=== Stored rows ===

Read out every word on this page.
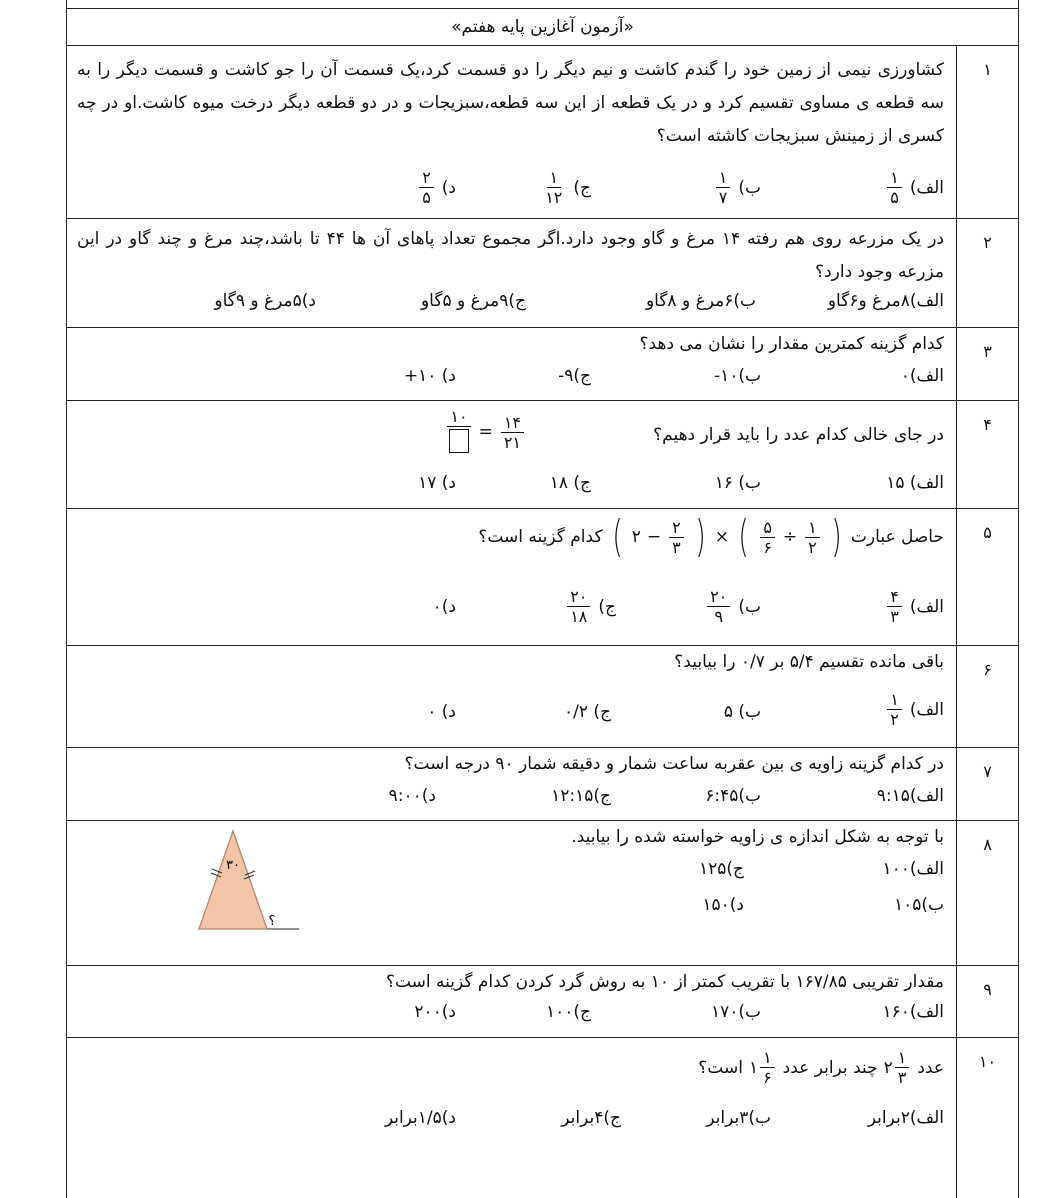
«آزمون آغازین پایه هفتم»
۱
کشاورزی نیمی از زمین خود را گندم کاشت و نیم دیگر را دو قسمت کرد،یک قسمت آن را جو کاشت و قسمت دیگر را به سه قطعه ی مساوی تقسیم کرد و در یک قطعه از این سه قطعه،سبزیجات و در دو قطعه دیگر درخت میوه کاشت.او در چه کسری از زمینش سبزیجات کاشته است؟
الف)
$\frac{۱}{۵}$
ب)
$\frac{۱}{۷}$
ج)
$\frac{۱}{۱۲}$
د)
$\frac{۲}{۵}$
۲
در یک مزرعه روی هم رفته ۱۴ مرغ و گاو وجود دارد.اگر مجموع تعداد پاهای آن ها ۴۴ تا باشد،چند مرغ و چند گاو در این مزرعه وجود دارد؟
الف)۸مرغ و۶گاو
ب)۶مرغ و ۸گاو
ج)۹مرغ و ۵گاو
د)۵مرغ و ۹گاو
۳
کدام گزینه کمترین مقدار را نشان می دهد؟
الف)۰
ب)۱۰-
ج)۹-
د) ۱۰+
۴
در جای خالی کدام عدد را باید قرار دهیم؟
$\frac{۱۴}{۲۱}$
=
۱۰
الف) ۱۵
ب) ۱۶
ج) ۱۸
د) ۱۷
۵
حاصل عبارت
(
$\frac{۱}{۲}$
÷
$\frac{۵}{۶}$
)
×
(
$\frac{۲}{۳}$
−
۲
)
کدام گزینه است؟
الف)
$\frac{۴}{۳}$
ب)
$\frac{۲۰}{۹}$
ج)
$\frac{۲۰}{۱۸}$
د)۰
۶
باقی مانده تقسیم ۵/۴ بر ۰/۷ را بیابید؟
الف)
$\frac{۱}{۲}$
ب) ۵
ج) ۰/۲
د) ۰
۷
در کدام گزینه زاویه ی بین عقربه ساعت شمار و دقیقه شمار ۹۰ درجه است؟
الف)۹:۱۵
ب)۶:۴۵
ج)۱۲:۱۵
د)۹:۰۰
۸
با توجه به شکل اندازه ی زاویه خواسته شده را بیابید.
الف)۱۰۰
ج)۱۲۵
ب)۱۰۵
د)۱۵۰
۳۰
؟
۹
مقدار تقریبی ۱۶۷/۸۵ با تقریب کمتر از ۱۰ به روش گرد کردن کدام گزینه است؟
الف)۱۶۰
ب)۱۷۰
ج)۱۰۰
د)۲۰۰
۱۰
عدد
۲ $\frac{۱}{۳}$
چند برابر عدد
۱ $\frac{۱}{۶}$
است؟
الف)۲برابر
ب)۳برابر
ج)۴برابر
د)۱/۵برابر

===

● Short problem
Quote every record above exactly, leaving out the pictures.

● The output
Read out every word on this page.
«آزمون آغازین پایه هفتم»
۱
کشاورزی نیمی از زمین خود را گندم کاشت و نیم دیگر را دو قسمت کرد،یک قسمت آن را جو کاشت و قسمت دیگر را به سه قطعه ی مساوی تقسیم کرد و در یک قطعه از این سه قطعه،سبزیجات و در دو قطعه دیگر درخت میوه کاشت.او در چه کسری از زمینش سبزیجات کاشته است؟
الف)
$\frac{۱}{۵}$
ب)
$\frac{۱}{۷}$
ج)
$\frac{۱}{۱۲}$
د)
$\frac{۲}{۵}$
۲
در یک مزرعه روی هم رفته ۱۴ مرغ و گاو وجود دارد.اگر مجموع تعداد پاهای آن ها ۴۴ تا باشد،چند مرغ و چند گاو در این مزرعه وجود دارد؟
الف)۸مرغ و۶گاو
ب)۶مرغ و ۸گاو
ج)۹مرغ و ۵گاو
د)۵مرغ و ۹گاو
۳
کدام گزینه کمترین مقدار را نشان می دهد؟
الف)۰
ب)۱۰-
ج)۹-
د) ۱۰+
۴
در جای خالی کدام عدد را باید قرار دهیم؟
$\frac{۱۴}{۲۱}$
=
۱۰
الف) ۱۵
ب) ۱۶
ج) ۱۸
د) ۱۷
۵
حاصل عبارت
(
$\frac{۱}{۲}$
÷
$\frac{۵}{۶}$
)
×
(
$\frac{۲}{۳}$
−
۲
)
کدام گزینه است؟
الف)
$\frac{۴}{۳}$
ب)
$\frac{۲۰}{۹}$
ج)
$\frac{۲۰}{۱۸}$
د)۰
۶
باقی مانده تقسیم ۵/۴ بر ۰/۷ را بیابید؟
الف)
$\frac{۱}{۲}$
ب) ۵
ج) ۰/۲
د) ۰
۷
در کدام گزینه زاویه ی بین عقربه ساعت شمار و دقیقه شمار ۹۰ درجه است؟
الف)۹:۱۵
ب)۶:۴۵
ج)۱۲:۱۵
د)۹:۰۰
۸
با توجه به شکل اندازه ی زاویه خواسته شده را بیابید.
الف)۱۰۰
ج)۱۲۵
ب)۱۰۵
د)۱۵۰
۳۰
؟
۹
مقدار تقریبی ۱۶۷/۸۵ با تقریب کمتر از ۱۰ به روش گرد کردن کدام گزینه است؟
الف)۱۶۰
ب)۱۷۰
ج)۱۰۰
د)۲۰۰
۱۰
عدد
۲ $\frac{۱}{۳}$
چند برابر عدد
۱ $\frac{۱}{۶}$
است؟
الف)۲برابر
ب)۳برابر
ج)۴برابر
د)۱/۵برابر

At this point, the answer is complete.